:: THE INPUT
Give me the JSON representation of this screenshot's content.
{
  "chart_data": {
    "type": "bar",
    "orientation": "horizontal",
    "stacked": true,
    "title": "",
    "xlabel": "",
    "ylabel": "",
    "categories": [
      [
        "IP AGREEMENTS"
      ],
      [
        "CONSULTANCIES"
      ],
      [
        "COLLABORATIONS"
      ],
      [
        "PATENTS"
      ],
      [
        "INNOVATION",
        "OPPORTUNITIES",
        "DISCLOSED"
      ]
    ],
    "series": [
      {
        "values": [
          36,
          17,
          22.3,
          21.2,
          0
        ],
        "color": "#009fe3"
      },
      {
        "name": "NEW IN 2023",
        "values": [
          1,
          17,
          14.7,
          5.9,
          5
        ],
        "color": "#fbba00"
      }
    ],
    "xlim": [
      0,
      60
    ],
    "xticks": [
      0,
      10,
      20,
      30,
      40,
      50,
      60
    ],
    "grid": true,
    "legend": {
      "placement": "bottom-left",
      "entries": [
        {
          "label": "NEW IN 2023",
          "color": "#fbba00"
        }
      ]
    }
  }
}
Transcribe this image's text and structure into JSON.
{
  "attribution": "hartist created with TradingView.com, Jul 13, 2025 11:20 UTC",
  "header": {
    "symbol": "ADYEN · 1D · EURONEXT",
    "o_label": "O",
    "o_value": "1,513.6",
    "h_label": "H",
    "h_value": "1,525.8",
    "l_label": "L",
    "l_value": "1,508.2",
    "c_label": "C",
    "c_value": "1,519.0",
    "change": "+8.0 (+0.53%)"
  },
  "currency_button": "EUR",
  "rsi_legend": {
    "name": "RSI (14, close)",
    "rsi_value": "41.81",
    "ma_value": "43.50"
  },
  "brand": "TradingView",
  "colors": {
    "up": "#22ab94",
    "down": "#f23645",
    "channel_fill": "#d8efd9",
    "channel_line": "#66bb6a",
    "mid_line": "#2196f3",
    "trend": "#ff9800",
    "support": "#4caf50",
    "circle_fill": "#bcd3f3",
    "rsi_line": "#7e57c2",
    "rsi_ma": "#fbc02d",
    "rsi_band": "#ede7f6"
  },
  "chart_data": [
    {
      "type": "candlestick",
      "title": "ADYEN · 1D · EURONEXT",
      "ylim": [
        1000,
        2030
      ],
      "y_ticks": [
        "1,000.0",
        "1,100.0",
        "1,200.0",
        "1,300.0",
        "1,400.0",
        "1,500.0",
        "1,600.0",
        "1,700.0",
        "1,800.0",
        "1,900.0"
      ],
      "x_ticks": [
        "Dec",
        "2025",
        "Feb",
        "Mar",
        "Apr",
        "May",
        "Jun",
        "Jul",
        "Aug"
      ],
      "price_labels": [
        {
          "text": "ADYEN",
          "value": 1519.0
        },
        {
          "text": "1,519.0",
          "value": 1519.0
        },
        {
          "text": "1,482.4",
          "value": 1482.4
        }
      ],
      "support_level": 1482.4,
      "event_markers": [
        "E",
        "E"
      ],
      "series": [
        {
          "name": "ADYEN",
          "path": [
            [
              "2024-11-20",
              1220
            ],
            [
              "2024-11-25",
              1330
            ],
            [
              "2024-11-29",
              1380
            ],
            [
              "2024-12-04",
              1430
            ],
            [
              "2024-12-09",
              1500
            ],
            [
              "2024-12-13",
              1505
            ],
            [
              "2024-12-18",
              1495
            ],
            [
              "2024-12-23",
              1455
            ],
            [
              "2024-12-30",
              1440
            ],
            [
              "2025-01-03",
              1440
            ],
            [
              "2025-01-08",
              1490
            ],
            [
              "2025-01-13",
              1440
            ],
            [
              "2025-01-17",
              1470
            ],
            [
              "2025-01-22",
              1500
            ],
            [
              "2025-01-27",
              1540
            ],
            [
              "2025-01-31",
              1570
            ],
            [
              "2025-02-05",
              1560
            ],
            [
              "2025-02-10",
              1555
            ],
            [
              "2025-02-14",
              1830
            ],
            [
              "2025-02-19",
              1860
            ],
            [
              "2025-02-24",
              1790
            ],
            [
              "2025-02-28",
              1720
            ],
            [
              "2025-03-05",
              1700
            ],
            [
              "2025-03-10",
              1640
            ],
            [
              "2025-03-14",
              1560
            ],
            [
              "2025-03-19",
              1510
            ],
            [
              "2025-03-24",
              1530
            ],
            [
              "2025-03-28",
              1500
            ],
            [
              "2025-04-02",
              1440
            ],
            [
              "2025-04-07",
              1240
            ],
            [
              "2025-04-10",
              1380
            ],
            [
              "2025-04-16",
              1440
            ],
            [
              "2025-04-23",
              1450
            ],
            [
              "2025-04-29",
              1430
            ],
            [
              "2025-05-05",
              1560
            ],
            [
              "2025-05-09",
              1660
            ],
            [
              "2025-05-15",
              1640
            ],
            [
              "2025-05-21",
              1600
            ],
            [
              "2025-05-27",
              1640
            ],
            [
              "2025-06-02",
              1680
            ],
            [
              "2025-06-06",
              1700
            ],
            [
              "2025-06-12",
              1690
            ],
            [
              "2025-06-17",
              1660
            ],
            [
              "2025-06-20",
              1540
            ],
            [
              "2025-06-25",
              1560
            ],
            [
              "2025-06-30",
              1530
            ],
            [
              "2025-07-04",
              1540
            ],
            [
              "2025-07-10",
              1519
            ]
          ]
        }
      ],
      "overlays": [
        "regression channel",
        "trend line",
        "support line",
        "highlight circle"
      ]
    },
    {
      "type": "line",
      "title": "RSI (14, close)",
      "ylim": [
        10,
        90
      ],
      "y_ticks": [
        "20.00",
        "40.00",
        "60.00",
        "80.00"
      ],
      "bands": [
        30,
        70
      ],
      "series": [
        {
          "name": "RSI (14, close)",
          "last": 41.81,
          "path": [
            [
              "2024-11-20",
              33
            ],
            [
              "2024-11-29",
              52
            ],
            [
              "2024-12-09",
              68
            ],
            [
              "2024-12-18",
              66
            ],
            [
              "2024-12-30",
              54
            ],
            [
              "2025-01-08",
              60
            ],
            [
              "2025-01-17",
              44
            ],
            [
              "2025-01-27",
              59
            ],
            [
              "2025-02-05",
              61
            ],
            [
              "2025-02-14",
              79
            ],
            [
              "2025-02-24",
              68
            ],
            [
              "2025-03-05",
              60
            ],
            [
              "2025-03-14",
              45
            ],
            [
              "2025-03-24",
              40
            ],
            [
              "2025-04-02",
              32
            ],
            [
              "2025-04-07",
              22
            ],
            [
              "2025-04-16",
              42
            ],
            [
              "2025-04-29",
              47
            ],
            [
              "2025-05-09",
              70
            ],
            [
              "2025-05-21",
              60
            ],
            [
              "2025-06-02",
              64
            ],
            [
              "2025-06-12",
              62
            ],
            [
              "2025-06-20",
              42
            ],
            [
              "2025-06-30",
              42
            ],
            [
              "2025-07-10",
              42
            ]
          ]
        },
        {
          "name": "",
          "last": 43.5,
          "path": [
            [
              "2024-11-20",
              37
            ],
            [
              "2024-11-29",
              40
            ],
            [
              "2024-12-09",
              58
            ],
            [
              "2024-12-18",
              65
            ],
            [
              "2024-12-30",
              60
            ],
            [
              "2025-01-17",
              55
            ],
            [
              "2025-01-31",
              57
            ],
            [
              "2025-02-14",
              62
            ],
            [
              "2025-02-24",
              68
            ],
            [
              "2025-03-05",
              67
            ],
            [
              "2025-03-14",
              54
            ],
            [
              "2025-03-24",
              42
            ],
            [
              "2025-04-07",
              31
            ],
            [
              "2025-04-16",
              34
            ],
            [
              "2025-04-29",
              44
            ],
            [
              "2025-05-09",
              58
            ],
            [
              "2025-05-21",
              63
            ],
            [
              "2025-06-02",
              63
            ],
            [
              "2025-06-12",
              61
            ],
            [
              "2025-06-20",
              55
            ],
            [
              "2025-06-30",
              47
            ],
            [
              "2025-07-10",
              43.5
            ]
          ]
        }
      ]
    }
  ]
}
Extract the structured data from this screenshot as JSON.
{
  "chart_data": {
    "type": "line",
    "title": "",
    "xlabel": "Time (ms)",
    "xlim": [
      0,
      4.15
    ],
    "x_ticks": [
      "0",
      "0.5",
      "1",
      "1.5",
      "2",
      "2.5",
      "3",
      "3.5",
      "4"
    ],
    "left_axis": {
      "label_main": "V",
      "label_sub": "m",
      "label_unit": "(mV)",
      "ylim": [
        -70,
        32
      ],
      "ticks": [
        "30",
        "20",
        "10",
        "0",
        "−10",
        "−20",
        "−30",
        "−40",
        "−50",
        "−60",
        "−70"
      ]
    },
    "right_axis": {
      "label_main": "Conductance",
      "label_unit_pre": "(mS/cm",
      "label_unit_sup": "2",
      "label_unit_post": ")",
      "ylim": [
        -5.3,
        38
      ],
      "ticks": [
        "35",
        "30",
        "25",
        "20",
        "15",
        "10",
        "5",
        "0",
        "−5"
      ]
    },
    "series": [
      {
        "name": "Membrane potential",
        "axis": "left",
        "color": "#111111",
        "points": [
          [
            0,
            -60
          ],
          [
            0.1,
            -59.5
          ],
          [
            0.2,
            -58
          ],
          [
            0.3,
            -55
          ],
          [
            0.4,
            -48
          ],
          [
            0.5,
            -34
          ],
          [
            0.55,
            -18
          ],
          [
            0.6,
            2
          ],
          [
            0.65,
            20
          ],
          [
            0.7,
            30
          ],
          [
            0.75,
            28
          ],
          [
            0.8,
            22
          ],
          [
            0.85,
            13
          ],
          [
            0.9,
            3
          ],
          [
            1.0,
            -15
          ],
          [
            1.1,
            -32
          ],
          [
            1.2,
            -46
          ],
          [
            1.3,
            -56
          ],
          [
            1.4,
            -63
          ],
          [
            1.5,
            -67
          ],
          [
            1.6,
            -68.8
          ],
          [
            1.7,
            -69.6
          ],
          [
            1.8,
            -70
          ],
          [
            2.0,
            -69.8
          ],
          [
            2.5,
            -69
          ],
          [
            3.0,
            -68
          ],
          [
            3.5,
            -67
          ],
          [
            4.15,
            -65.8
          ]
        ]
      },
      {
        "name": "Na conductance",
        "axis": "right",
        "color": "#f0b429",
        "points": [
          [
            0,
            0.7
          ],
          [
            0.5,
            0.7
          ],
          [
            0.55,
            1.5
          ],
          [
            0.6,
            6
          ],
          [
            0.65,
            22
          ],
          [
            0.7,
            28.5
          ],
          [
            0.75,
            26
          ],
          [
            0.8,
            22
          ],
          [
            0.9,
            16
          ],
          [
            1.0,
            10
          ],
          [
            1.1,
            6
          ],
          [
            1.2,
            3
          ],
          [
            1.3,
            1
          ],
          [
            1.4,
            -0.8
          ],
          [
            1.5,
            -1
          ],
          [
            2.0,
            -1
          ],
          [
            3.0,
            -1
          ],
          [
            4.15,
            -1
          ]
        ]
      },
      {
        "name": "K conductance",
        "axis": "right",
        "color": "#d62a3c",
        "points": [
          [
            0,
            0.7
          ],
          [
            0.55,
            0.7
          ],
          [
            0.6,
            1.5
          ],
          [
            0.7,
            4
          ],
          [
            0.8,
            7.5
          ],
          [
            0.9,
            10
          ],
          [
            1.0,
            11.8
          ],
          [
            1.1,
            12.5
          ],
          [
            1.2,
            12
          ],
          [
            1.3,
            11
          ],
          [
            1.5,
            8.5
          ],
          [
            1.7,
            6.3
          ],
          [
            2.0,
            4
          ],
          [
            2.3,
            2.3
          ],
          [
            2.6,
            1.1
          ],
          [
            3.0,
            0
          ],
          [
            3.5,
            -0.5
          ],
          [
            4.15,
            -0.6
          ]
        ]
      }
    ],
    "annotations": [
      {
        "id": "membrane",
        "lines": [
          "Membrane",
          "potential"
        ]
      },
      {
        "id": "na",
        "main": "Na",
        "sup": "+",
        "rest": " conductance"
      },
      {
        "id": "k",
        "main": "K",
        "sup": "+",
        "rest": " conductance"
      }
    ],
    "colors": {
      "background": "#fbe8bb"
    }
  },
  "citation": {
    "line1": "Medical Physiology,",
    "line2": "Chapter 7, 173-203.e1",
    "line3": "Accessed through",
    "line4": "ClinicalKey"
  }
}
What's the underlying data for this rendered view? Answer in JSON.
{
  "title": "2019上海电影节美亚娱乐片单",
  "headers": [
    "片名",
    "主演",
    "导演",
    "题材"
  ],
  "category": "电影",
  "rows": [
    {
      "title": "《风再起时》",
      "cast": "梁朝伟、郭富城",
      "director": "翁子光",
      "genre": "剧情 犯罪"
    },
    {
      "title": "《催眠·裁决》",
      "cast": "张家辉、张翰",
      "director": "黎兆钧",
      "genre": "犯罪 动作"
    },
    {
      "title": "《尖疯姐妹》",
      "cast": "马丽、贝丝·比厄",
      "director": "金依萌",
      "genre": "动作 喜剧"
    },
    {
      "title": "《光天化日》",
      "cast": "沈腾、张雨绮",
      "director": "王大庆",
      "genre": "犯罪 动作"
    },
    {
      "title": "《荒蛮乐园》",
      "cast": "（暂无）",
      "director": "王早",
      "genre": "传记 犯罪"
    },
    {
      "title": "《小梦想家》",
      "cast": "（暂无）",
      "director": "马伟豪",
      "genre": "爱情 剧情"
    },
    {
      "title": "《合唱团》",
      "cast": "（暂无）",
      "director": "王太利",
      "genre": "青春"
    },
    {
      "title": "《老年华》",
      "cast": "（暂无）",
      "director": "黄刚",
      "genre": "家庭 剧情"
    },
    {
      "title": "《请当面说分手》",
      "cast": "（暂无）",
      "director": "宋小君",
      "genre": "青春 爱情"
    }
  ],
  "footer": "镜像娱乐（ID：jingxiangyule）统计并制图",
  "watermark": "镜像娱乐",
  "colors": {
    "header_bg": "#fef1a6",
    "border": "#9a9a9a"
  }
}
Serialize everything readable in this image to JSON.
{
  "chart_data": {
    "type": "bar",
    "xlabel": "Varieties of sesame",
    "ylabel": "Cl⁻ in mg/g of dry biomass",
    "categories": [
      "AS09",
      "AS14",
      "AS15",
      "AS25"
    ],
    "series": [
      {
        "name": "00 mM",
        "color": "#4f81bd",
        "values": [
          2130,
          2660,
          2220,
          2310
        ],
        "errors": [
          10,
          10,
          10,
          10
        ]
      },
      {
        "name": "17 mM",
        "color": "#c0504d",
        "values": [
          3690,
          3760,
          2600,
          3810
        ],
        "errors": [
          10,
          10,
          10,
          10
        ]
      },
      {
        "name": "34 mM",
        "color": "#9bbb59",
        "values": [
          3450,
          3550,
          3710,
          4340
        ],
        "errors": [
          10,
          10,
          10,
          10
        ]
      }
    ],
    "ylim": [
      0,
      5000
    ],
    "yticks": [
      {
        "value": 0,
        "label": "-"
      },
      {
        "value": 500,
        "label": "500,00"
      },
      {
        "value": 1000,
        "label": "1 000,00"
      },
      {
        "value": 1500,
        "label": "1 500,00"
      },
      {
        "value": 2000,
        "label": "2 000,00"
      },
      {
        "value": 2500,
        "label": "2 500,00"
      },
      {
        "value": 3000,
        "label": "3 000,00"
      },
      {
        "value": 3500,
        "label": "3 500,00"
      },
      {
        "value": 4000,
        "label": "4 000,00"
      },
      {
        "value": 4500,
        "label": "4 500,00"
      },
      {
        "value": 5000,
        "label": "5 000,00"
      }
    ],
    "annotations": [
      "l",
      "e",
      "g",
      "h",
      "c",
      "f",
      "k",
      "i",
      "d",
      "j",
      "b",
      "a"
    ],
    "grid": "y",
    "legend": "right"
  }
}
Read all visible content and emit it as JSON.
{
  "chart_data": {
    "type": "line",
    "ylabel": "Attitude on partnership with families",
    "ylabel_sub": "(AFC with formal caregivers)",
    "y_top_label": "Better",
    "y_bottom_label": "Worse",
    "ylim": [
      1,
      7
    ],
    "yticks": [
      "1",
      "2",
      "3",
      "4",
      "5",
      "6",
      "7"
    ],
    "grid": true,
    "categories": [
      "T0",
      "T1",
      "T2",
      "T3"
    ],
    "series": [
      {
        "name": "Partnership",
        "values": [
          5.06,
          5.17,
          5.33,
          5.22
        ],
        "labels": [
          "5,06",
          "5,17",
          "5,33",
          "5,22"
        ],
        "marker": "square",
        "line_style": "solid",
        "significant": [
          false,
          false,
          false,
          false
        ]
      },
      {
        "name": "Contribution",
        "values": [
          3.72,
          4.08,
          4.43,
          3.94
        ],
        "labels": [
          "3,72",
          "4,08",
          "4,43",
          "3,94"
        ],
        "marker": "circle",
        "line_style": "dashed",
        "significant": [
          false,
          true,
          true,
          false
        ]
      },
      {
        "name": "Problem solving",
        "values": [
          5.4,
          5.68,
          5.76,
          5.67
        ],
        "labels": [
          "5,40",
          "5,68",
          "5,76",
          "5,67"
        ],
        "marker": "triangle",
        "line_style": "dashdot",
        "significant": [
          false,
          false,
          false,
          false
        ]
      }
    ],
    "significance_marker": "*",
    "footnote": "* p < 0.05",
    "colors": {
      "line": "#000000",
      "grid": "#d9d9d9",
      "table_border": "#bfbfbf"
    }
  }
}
::::
- EXERCISE GOAL: Provide the number of lines in the data above that contain the string "with", and nothing else.

- ANSWER TO THE EXERCISE: 3